§ **TEXTE SOURCE**:
+ + +

Son goût de la vie et des coquineries s'exprime d'abord clans l'iconoclaste supplément Le Trombone illustré, dès 1977. Il y fait revivre une Zunie plus gironde que jamais et se verra même confier par Franquin le soin d'une couverture! Suivront A suivre, mais aussi les pages encore moins politiquement correctes du mensuel Fluide Glacial, où ses amis Gotlib, Lucques, Yann, Binet ou encore Delporte lui feront dessiner des bêtes parfois à deux dos dans la rubrique Allez coucher, sales bêtes! Mais c'est aussi l'époque où le roi du Bestiaire, désormais affranchi, va renouer avec ses autres amours de jeunesse que sont les contes et légendes, via une rencontre déterminante, celle de Pierre Dubois. Cet éminent elficologue entamera avec lui Le Fabulaire du Petit Peuple, qui reste aujourd'hui encore la référence absolue en termes d'univers féeriques et d'odes aux gnomes de tout poil. Leur collaboration, fructueuse, donnera naissance en 1985 à la superbe et érotique Laïyna, fille des gnomes et des elfes qui connaitra deux albums remarquables dans la jeune Collection «Aire Libre» de Dupuis, La Forteresse de pierre en 1985 et Le Crépuscule des Elfes en 1988.
Désormais libéré de toute contrainte, René Hausman navigue depuis entre l’illustration et la bande dessinée, le règne animal et les mondes féériques, les travaux de commande et les récits plus personnels. Chez «Aire Libre» toujours, René créera ainsi deux des albums dont il est le plus fier, magnifiques contes immoraux et cruels dont le scénariste Yann a le secret, Les Trois cheveux blancs et Le Pince des écureuils, respectivement en 1993 et 1998.

+ + +

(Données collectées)
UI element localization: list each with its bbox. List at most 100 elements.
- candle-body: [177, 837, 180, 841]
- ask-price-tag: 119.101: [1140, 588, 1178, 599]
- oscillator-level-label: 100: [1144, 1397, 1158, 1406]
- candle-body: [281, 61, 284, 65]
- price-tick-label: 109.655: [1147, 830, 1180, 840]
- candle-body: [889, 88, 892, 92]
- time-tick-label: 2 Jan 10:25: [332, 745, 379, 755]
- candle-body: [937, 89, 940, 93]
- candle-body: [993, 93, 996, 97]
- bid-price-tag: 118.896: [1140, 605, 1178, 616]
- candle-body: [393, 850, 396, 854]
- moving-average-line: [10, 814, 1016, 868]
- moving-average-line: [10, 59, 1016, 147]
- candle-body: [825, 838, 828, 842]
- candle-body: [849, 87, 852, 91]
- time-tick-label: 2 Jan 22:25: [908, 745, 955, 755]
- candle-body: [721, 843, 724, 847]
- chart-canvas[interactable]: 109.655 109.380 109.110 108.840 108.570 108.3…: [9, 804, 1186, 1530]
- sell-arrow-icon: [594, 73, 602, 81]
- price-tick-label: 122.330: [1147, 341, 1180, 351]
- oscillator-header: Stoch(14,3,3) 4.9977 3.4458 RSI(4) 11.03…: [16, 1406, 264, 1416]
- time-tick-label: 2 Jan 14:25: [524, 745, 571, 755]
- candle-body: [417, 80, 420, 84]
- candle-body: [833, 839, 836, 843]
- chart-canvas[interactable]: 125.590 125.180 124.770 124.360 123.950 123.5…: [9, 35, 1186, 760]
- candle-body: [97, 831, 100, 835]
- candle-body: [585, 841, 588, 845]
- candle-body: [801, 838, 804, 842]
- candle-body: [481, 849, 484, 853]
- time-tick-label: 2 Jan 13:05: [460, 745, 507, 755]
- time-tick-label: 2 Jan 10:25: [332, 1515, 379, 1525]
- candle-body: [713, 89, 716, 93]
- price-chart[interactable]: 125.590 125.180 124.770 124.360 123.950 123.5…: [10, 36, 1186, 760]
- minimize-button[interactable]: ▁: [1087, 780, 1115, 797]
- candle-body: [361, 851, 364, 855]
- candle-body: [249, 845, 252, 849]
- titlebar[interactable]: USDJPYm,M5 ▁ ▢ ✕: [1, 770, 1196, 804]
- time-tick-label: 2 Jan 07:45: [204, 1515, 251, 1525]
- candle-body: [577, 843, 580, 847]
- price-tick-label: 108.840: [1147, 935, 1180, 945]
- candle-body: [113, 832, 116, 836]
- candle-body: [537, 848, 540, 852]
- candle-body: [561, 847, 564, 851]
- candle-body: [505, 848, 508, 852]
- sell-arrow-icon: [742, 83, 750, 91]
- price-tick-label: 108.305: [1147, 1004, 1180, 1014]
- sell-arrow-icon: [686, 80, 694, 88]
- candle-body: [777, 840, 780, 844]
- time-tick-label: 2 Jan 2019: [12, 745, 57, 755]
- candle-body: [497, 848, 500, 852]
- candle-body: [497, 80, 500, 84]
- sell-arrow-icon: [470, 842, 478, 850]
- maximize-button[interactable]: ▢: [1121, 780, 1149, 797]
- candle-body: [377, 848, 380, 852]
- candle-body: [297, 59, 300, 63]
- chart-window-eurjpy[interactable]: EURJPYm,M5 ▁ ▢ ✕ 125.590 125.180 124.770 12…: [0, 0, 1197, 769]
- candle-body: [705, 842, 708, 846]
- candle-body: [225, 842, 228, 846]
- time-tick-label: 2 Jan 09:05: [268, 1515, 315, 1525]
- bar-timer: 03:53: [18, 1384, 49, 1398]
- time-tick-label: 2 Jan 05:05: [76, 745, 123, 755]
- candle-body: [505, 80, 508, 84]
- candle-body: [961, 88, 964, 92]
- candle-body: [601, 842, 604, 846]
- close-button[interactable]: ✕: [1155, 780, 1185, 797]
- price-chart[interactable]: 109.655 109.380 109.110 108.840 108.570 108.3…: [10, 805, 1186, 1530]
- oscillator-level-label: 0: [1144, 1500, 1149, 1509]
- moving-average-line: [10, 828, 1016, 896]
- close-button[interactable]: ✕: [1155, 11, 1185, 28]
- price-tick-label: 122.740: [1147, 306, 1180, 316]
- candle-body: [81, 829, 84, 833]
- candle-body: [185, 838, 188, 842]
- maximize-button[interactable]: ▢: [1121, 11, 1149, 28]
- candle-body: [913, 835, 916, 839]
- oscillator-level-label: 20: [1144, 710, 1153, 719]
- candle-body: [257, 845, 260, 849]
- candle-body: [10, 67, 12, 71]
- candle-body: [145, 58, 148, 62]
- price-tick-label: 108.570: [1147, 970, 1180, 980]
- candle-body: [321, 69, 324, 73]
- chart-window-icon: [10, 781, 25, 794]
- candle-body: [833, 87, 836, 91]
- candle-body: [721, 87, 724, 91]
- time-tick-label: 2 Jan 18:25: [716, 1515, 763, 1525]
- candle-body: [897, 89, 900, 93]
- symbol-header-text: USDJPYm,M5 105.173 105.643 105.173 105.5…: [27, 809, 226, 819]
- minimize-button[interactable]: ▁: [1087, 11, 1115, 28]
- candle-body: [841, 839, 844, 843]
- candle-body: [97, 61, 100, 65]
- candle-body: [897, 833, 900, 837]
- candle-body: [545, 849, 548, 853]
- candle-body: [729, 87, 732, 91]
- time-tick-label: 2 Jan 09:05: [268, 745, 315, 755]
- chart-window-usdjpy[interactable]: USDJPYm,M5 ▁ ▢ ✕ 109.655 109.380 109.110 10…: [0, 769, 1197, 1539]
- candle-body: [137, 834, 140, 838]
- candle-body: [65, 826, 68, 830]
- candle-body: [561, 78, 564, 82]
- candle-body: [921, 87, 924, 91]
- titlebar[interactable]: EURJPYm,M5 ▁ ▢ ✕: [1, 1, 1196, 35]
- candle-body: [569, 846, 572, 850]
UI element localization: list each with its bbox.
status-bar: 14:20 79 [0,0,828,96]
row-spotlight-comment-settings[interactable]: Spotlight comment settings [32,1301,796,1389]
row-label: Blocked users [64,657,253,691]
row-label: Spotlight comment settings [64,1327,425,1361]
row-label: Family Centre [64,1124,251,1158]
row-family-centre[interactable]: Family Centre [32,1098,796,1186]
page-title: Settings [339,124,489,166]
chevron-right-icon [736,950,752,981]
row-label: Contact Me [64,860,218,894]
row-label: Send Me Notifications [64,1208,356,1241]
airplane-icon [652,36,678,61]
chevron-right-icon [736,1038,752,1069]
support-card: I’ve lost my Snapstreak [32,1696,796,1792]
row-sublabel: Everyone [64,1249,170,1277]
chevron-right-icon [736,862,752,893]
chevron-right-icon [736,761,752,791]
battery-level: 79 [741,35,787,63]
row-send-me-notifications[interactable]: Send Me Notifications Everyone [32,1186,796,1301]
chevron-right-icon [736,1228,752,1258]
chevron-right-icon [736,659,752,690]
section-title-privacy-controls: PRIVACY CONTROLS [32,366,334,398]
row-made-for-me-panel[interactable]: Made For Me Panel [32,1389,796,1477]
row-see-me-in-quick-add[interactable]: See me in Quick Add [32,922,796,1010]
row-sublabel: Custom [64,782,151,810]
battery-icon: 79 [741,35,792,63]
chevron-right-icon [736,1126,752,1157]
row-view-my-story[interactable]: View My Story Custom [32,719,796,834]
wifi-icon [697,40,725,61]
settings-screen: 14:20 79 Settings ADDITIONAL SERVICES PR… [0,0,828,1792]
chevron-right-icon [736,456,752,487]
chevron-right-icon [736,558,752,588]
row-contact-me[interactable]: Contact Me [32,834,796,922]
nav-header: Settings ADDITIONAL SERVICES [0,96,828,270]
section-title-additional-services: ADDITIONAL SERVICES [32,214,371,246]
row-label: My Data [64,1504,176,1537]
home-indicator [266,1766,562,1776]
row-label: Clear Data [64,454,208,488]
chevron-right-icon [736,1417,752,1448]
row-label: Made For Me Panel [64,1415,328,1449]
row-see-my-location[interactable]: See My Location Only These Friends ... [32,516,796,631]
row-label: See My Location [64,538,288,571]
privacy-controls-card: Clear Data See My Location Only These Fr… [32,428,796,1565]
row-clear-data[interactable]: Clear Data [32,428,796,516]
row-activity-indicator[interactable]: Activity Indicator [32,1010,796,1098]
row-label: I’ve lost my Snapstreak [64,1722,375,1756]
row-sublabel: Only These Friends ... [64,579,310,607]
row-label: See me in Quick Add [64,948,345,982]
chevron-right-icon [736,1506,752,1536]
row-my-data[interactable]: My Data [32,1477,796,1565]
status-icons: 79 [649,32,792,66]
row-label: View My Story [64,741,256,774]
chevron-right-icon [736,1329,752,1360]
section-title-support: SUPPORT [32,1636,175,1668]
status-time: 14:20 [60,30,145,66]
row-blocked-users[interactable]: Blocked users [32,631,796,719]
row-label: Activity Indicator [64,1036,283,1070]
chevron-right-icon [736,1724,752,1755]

+ + +

§ **ACTIVITÉ**:
Donnez la suite du texte sur René Hausman, à partir de l'endroit où il s'arrête. Le matériel n'a aucun lien avec le texte sur René Hausman.

§ **RÉPONSE À L'EXERCICE**:
Si Bestiaire et tubulaire ont marqué sa carrière et ses lecteurs, ce sont pourtant d'abord les qualités d'artisan du dessin qui ont fait de René Hausman une référence pour beaucoup. Son goût insensé du détail s'est toujours exprimé via différentes techniques. Peaux, poils, matière... René a testé toutes les manières, parfois expérimentales, pour les emprisonner. La plume bien sûr, mais aussi la gouache, l'écoline, l'encre grattée à la lame de rasoir, les chiffons imbibés d'eau de javel pour travailler ses encres de couleur et même l'usage des allumettes pour brûler certaines zones de ses dessins !
Plus récemment, René Hausman est passé à l'aquarelle, sans encrage préliminaire, comme dans l'album réalisé avec Michel Rodrigue, Le Chat qui courait sur les toits, paru en 2010 dans la prestigieuse Collection «Signé», aux éditions du Lombard.
Ses recherches graphiques ont longtemps souffert de piètres impressions. Une des raisons pour lesquelles son épouse Nathalie Troquette a fondé en 2008 sa propre petite maison d'édition Luzabelle (du nom de Bernique et Luzabelle, personnages inventés à la lin des années 60), qui s'attache à réaliser des rééditions de grande qualité, à la démesure de cet auteur inclassable.
René hausman est décédé le 28 avril 2016 en son domicile verviétois.